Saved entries
:::
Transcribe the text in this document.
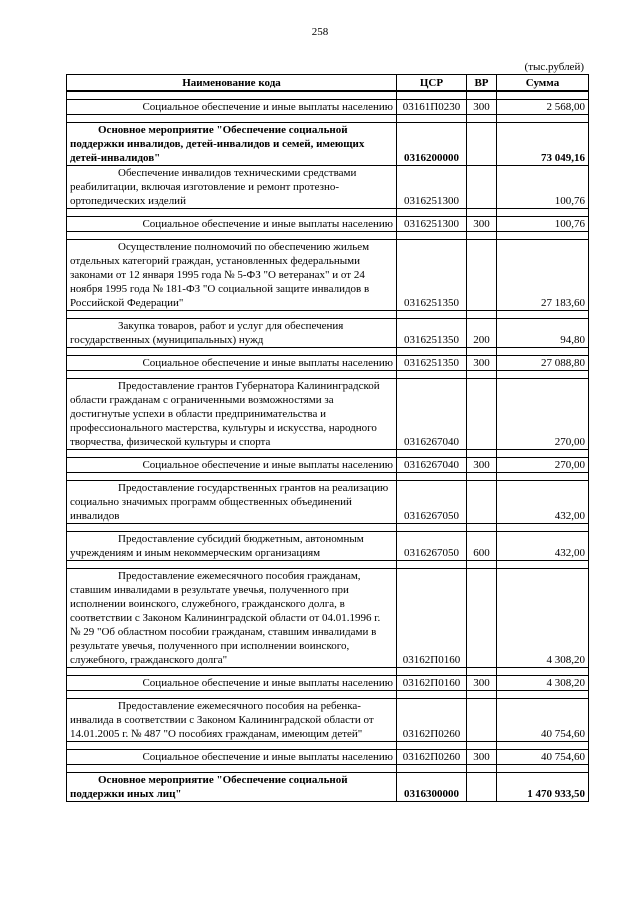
258
(тыс.рублей)
Наименование кода	ЦСР	ВР	Сумма

Социальное обеспечение и иные выплаты населению	03161П0230	300	2 568,00

Основное мероприятие "Обеспечение социальной поддержки инвалидов, детей-инвалидов и семей, имеющих детей-инвалидов"	0316200000		73 049,16

Обеспечение инвалидов техническими средствами реабилитации, включая изготовление и ремонт протезно-ортопедических изделий	0316251300		100,76

Социальное обеспечение и иные выплаты населению	0316251300	300	100,76

Осуществление полномочий по обеспечению жильем отдельных категорий граждан, установленных федеральными законами от 12 января 1995 года № 5-ФЗ "О ветеранах" и от 24 ноября 1995 года № 181-ФЗ "О социальной защите инвалидов в Российской Федерации"	0316251350		27 183,60

Закупка товаров, работ и услуг для обеспечения государственных (муниципальных) нужд	0316251350	200	94,80

Социальное обеспечение и иные выплаты населению	0316251350	300	27 088,80

Предоставление грантов Губернатора Калининградской области гражданам с ограниченными возможностями за достигнутые успехи в области предпринимательства и профессионального мастерства, культуры и искусства, народного творчества, физической культуры и спорта	0316267040		270,00

Социальное обеспечение и иные выплаты населению	0316267040	300	270,00

Предоставление государственных грантов на реализацию социально значимых программ общественных объединений инвалидов	0316267050		432,00

Предоставление субсидий бюджетным, автономным учреждениям и иным некоммерческим организациям	0316267050	600	432,00

Предоставление ежемесячного пособия гражданам, ставшим инвалидами в результате увечья, полученного при исполнении воинского, служебного, гражданского долга, в соответствии с Законом Калининградской области от 04.01.1996 г. № 29 "Об областном пособии гражданам, ставшим инвалидами в результате увечья, полученного при исполнении воинского, служебного, гражданского долга"	03162П0160		4 308,20

Социальное обеспечение и иные выплаты населению	03162П0160	300	4 308,20

Предоставление ежемесячного пособия на ребенка-инвалида в соответствии с Законом Калининградской области от 14.01.2005 г. № 487 "О пособиях гражданам, имеющим детей"	03162П0260		40 754,60

Социальное обеспечение и иные выплаты населению	03162П0260	300	40 754,60

Основное мероприятие "Обеспечение социальной поддержки иных лиц"	0316300000		1 470 933,50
:::
(What to produce)
List each line of the records that holds the string "Основное".

(Solution to the problem)
Основное мероприятие "Обеспечение социальной поддержки инвалидов, детей-инвалидов и семей, имеющих детей-инвалидов"	0316200000		73 049,16
Основное мероприятие "Обеспечение социальной поддержки иных лиц"	0316300000		1 470 933,50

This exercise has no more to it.